EXERCISE:
Restate the records below word for word, and omit the images they hold.
--- BEGIN INPUT FOR THIS TASK ---
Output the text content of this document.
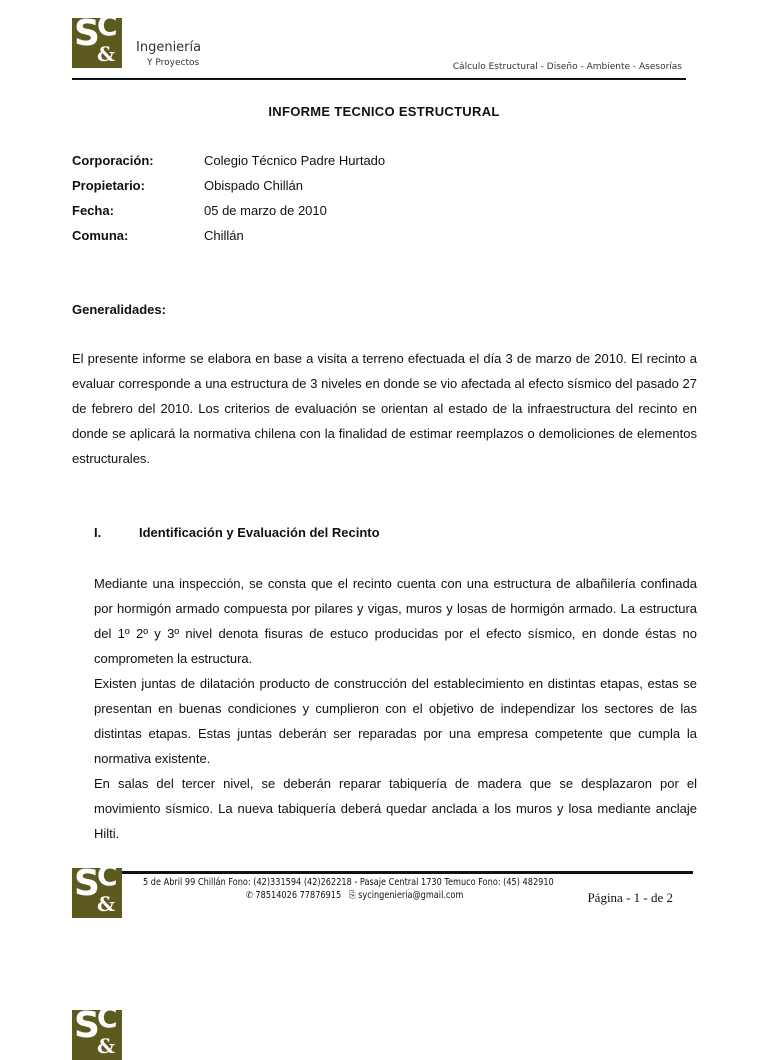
S
C
& Ingeniería
Y Proyectos	Cálculo Estructural - Diseño - Ambiente - Asesorías
INFORME TECNICO ESTRUCTURAL
Corporación:	Colegio Técnico Padre Hurtado
Propietario:	Obispado Chillán
Fecha:	05 de marzo de 2010
Comuna:	Chillán
Generalidades:

El presente informe se elabora en base a visita a terreno efectuada el día 3 de marzo de 2010. El recinto a evaluar corresponde a una estructura de 3 niveles en donde se vio afectada al efecto sísmico del pasado 27 de febrero del 2010. Los criterios de evaluación se orientan al estado de la infraestructura del recinto en donde se aplicará la normativa chilena con la finalidad de estimar reemplazos o demoliciones de elementos estructurales.

I.	Identificación y Evaluación del Recinto

Mediante una inspección, se consta que el recinto cuenta con una estructura de albañilería confinada por hormigón armado compuesta por pilares y vigas, muros y losas de hormigón armado. La estructura del 1º 2º y 3º nivel denota fisuras de estuco producidas por el efecto sísmico, en donde éstas no comprometen la estructura.
Existen juntas de dilatación producto de construcción del establecimiento en distintas etapas, estas se presentan en buenas condiciones y cumplieron con el objetivo de independizar los sectores de las distintas etapas. Estas juntas deberán ser reparadas por una empresa competente que cumpla la normativa existente.
En salas del tercer nivel, se deberán reparar tabiquería de madera que se desplazaron por el movimiento sísmico. La nueva tabiquería deberá quedar anclada a los muros y losa mediante anclaje Hilti.

S
C
&
5 de Abril 99 Chillán Fono: (42)331594 (42)262218 - Pasaje Central 1730 Temuco Fono: (45) 482910
✆ 78514026 77876915 ⎘ sycingenieria@gmail.com	Página - 1 - de 2
S
C
&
--- END INPUT FOR THIS TASK ---
ANSWER TO THIS EXERCISE:
Output the text content of this document.
S
C
& Ingeniería
Y Proyectos	Cálculo Estructural - Diseño - Ambiente - Asesorías
INFORME TECNICO ESTRUCTURAL
Corporación:	Colegio Técnico Padre Hurtado
Propietario:	Obispado Chillán
Fecha:	05 de marzo de 2010
Comuna:	Chillán
Generalidades:

El presente informe se elabora en base a visita a terreno efectuada el día 3 de marzo de 2010. El recinto a evaluar corresponde a una estructura de 3 niveles en donde se vio afectada al efecto sísmico del pasado 27 de febrero del 2010. Los criterios de evaluación se orientan al estado de la infraestructura del recinto en donde se aplicará la normativa chilena con la finalidad de estimar reemplazos o demoliciones de elementos estructurales.

I.	Identificación y Evaluación del Recinto

Mediante una inspección, se consta que el recinto cuenta con una estructura de albañilería confinada por hormigón armado compuesta por pilares y vigas, muros y losas de hormigón armado. La estructura del 1º 2º y 3º nivel denota fisuras de estuco producidas por el efecto sísmico, en donde éstas no comprometen la estructura.
Existen juntas de dilatación producto de construcción del establecimiento en distintas etapas, estas se presentan en buenas condiciones y cumplieron con el objetivo de independizar los sectores de las distintas etapas. Estas juntas deberán ser reparadas por una empresa competente que cumpla la normativa existente.
En salas del tercer nivel, se deberán reparar tabiquería de madera que se desplazaron por el movimiento sísmico. La nueva tabiquería deberá quedar anclada a los muros y losa mediante anclaje Hilti.

S
C
&
5 de Abril 99 Chillán Fono: (42)331594 (42)262218 - Pasaje Central 1730 Temuco Fono: (45) 482910
✆ 78514026 77876915 ⎘ sycingenieria@gmail.com	Página - 1 - de 2
S
C
&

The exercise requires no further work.